— What is expected —
Give the number of lines that include the word "heaters", and nothing else.

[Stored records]
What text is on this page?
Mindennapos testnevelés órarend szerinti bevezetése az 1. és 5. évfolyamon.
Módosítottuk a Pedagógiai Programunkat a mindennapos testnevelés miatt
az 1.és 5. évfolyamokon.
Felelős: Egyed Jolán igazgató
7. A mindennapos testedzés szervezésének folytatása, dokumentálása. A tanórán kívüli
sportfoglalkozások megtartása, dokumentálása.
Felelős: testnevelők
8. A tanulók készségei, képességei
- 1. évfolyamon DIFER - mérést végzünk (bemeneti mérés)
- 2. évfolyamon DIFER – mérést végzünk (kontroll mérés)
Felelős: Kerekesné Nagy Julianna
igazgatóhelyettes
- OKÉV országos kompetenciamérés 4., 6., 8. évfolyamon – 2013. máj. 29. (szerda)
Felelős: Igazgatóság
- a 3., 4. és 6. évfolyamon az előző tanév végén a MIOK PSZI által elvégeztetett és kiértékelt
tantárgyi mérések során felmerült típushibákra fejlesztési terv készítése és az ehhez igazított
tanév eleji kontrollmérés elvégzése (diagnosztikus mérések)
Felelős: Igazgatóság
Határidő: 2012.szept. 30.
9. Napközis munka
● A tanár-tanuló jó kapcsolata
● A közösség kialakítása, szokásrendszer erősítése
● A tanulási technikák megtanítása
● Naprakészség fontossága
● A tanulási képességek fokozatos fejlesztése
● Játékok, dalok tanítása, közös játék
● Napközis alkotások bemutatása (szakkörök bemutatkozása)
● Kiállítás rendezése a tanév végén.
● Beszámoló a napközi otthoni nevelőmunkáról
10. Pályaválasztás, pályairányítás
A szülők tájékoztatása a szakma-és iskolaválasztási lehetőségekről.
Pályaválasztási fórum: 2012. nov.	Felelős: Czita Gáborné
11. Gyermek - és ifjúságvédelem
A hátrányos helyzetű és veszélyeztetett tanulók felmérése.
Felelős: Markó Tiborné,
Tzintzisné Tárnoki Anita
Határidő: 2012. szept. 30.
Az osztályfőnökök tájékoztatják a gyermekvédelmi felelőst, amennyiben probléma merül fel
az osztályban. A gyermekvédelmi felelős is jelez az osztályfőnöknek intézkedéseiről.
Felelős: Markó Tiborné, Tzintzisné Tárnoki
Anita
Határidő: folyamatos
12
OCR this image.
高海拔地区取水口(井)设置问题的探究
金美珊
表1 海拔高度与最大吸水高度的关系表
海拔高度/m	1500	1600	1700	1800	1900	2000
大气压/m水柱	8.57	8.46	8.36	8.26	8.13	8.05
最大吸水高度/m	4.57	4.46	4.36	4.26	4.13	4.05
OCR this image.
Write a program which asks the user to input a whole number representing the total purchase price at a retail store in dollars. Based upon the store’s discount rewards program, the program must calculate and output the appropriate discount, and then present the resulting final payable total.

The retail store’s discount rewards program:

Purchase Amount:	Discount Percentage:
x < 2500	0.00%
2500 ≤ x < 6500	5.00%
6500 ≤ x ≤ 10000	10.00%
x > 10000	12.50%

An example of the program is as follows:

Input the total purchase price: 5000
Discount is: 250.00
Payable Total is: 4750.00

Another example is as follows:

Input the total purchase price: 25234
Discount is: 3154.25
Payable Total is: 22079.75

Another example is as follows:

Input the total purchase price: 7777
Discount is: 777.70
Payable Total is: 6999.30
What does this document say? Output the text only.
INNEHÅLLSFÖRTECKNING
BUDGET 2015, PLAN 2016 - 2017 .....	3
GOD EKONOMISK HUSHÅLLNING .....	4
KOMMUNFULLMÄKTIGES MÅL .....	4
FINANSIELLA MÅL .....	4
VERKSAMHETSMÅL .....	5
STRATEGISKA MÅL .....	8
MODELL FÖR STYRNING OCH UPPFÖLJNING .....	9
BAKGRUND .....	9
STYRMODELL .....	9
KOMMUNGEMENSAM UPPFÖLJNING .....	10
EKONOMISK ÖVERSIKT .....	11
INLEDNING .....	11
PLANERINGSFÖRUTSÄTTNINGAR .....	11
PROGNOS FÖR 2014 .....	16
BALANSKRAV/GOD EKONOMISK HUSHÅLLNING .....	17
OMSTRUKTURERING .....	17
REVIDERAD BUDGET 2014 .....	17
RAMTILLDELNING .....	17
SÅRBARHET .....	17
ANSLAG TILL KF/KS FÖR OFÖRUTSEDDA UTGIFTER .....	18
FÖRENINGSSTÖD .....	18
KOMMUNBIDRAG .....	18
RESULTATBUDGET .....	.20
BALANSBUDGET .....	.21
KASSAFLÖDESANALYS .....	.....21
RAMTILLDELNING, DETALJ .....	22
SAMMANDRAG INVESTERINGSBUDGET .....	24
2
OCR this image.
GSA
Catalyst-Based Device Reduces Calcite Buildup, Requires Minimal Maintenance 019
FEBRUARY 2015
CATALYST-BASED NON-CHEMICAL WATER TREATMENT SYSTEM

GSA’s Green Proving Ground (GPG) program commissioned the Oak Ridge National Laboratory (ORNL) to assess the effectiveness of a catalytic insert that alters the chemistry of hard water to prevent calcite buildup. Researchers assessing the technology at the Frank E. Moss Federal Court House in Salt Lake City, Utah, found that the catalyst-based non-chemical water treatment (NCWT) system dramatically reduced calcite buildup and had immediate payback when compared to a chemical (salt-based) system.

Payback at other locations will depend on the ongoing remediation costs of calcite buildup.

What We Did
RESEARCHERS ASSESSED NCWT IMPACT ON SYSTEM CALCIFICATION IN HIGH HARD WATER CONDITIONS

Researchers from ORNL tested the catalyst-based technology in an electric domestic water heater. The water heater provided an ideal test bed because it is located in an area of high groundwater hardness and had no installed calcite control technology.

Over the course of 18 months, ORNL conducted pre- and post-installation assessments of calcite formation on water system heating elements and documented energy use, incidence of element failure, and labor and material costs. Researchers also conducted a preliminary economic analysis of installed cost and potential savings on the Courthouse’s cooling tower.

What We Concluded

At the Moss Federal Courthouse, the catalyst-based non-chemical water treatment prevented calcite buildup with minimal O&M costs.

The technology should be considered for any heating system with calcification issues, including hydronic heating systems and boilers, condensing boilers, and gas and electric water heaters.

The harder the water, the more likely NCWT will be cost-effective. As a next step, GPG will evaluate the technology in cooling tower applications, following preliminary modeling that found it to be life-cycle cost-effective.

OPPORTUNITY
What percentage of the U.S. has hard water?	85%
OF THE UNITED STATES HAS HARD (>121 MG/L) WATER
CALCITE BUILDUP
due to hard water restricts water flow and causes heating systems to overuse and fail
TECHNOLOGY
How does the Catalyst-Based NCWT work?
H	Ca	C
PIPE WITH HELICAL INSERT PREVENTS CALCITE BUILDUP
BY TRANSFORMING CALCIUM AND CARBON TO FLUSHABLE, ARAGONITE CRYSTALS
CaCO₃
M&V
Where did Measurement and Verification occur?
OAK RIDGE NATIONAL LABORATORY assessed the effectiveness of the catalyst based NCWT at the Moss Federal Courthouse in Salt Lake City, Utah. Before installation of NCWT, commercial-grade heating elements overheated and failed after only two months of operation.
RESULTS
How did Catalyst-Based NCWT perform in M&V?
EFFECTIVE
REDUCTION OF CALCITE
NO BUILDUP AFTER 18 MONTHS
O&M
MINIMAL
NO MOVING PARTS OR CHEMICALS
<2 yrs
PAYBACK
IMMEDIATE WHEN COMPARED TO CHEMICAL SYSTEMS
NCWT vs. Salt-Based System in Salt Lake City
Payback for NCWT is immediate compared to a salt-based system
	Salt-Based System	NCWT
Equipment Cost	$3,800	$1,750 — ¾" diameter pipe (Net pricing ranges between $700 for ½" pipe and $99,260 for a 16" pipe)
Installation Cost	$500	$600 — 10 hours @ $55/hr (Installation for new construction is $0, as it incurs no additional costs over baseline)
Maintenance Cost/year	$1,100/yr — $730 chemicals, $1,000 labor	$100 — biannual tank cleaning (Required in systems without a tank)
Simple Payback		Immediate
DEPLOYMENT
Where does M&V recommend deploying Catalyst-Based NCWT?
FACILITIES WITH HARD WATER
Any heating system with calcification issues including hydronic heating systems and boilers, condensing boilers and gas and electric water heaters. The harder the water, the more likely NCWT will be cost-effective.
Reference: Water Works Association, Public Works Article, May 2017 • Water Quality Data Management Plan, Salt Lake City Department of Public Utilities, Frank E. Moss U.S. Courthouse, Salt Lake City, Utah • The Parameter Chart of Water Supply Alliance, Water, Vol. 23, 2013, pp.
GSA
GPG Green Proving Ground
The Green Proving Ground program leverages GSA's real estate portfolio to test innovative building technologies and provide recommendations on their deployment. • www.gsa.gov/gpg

— Final result —
2